INFORMATION SUPPLIED ▸
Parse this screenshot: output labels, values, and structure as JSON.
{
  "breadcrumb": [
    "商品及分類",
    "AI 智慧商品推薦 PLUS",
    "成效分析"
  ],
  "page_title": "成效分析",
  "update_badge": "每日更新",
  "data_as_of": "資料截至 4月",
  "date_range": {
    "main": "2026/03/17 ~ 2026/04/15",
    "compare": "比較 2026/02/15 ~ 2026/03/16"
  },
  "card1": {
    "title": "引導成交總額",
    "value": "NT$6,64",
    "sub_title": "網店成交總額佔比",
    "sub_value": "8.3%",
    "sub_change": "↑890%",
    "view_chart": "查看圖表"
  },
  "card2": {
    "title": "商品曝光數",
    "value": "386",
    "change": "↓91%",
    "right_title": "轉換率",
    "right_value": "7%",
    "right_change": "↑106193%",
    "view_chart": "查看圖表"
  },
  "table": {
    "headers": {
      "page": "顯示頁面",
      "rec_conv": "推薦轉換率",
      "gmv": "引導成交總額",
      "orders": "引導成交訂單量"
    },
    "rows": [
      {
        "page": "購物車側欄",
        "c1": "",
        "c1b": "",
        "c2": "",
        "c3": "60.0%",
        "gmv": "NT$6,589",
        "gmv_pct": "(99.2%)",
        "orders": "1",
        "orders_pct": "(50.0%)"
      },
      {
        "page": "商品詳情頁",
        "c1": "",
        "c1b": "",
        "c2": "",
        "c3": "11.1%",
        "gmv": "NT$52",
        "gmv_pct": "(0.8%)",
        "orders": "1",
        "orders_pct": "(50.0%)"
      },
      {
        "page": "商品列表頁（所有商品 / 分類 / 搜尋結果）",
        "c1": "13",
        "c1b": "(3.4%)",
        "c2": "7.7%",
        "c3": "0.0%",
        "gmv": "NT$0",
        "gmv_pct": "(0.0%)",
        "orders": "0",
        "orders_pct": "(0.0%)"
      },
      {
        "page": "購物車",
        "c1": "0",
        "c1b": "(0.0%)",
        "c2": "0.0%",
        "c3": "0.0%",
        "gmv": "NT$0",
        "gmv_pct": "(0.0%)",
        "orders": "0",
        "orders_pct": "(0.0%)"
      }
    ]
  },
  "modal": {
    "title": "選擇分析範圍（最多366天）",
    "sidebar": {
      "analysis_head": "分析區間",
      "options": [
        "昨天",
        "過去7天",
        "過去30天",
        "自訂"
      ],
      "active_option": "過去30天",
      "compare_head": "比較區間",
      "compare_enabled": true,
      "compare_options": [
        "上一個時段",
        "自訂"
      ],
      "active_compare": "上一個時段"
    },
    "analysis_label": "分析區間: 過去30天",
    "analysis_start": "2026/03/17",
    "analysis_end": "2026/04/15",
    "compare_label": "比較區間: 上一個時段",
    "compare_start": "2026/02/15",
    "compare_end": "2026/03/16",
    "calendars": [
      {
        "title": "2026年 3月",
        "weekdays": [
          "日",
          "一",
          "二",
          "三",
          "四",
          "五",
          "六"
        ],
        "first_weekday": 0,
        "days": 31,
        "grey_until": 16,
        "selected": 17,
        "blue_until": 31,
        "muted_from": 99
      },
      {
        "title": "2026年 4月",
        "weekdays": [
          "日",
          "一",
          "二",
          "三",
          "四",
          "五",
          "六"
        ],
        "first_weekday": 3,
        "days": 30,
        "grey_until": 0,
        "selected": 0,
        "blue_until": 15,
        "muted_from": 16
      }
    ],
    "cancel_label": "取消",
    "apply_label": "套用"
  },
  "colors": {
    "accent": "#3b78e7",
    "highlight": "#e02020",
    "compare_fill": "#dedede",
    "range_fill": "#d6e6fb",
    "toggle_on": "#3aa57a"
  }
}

EXERCISE DETAILS ▸ Extract the complete listing above, reproducing each line exactly.

RESULT OF THE TASK ▸
Parse this screenshot: output labels, values, and structure as JSON.
{
  "breadcrumb": [
    "商品及分類",
    "AI 智慧商品推薦 PLUS",
    "成效分析"
  ],
  "page_title": "成效分析",
  "update_badge": "每日更新",
  "data_as_of": "資料截至 4月",
  "date_range": {
    "main": "2026/03/17 ~ 2026/04/15",
    "compare": "比較 2026/02/15 ~ 2026/03/16"
  },
  "card1": {
    "title": "引導成交總額",
    "value": "NT$6,64",
    "sub_title": "網店成交總額佔比",
    "sub_value": "8.3%",
    "sub_change": "↑890%",
    "view_chart": "查看圖表"
  },
  "card2": {
    "title": "商品曝光數",
    "value": "386",
    "change": "↓91%",
    "right_title": "轉換率",
    "right_value": "7%",
    "right_change": "↑106193%",
    "view_chart": "查看圖表"
  },
  "table": {
    "headers": {
      "page": "顯示頁面",
      "rec_conv": "推薦轉換率",
      "gmv": "引導成交總額",
      "orders": "引導成交訂單量"
    },
    "rows": [
      {
        "page": "購物車側欄",
        "c1": "",
        "c1b": "",
        "c2": "",
        "c3": "60.0%",
        "gmv": "NT$6,589",
        "gmv_pct": "(99.2%)",
        "orders": "1",
        "orders_pct": "(50.0%)"
      },
      {
        "page": "商品詳情頁",
        "c1": "",
        "c1b": "",
        "c2": "",
        "c3": "11.1%",
        "gmv": "NT$52",
        "gmv_pct": "(0.8%)",
        "orders": "1",
        "orders_pct": "(50.0%)"
      },
      {
        "page": "商品列表頁（所有商品 / 分類 / 搜尋結果）",
        "c1": "13",
        "c1b": "(3.4%)",
        "c2": "7.7%",
        "c3": "0.0%",
        "gmv": "NT$0",
        "gmv_pct": "(0.0%)",
        "orders": "0",
        "orders_pct": "(0.0%)"
      },
      {
        "page": "購物車",
        "c1": "0",
        "c1b": "(0.0%)",
        "c2": "0.0%",
        "c3": "0.0%",
        "gmv": "NT$0",
        "gmv_pct": "(0.0%)",
        "orders": "0",
        "orders_pct": "(0.0%)"
      }
    ]
  },
  "modal": {
    "title": "選擇分析範圍（最多366天）",
    "sidebar": {
      "analysis_head": "分析區間",
      "options": [
        "昨天",
        "過去7天",
        "過去30天",
        "自訂"
      ],
      "active_option": "過去30天",
      "compare_head": "比較區間",
      "compare_enabled": true,
      "compare_options": [
        "上一個時段",
        "自訂"
      ],
      "active_compare": "上一個時段"
    },
    "analysis_label": "分析區間: 過去30天",
    "analysis_start": "2026/03/17",
    "analysis_end": "2026/04/15",
    "compare_label": "比較區間: 上一個時段",
    "compare_start": "2026/02/15",
    "compare_end": "2026/03/16",
    "calendars": [
      {
        "title": "2026年 3月",
        "weekdays": [
          "日",
          "一",
          "二",
          "三",
          "四",
          "五",
          "六"
        ],
        "first_weekday": 0,
        "days": 31,
        "grey_until": 16,
        "selected": 17,
        "blue_until": 31,
        "muted_from": 99
      },
      {
        "title": "2026年 4月",
        "weekdays": [
          "日",
          "一",
          "二",
          "三",
          "四",
          "五",
          "六"
        ],
        "first_weekday": 3,
        "days": 30,
        "grey_until": 0,
        "selected": 0,
        "blue_until": 15,
        "muted_from": 16
      }
    ],
    "cancel_label": "取消",
    "apply_label": "套用"
  },
  "colors": {
    "accent": "#3b78e7",
    "highlight": "#e02020",
    "compare_fill": "#dedede",
    "range_fill": "#d6e6fb",
    "toggle_on": "#3aa57a"
  }
}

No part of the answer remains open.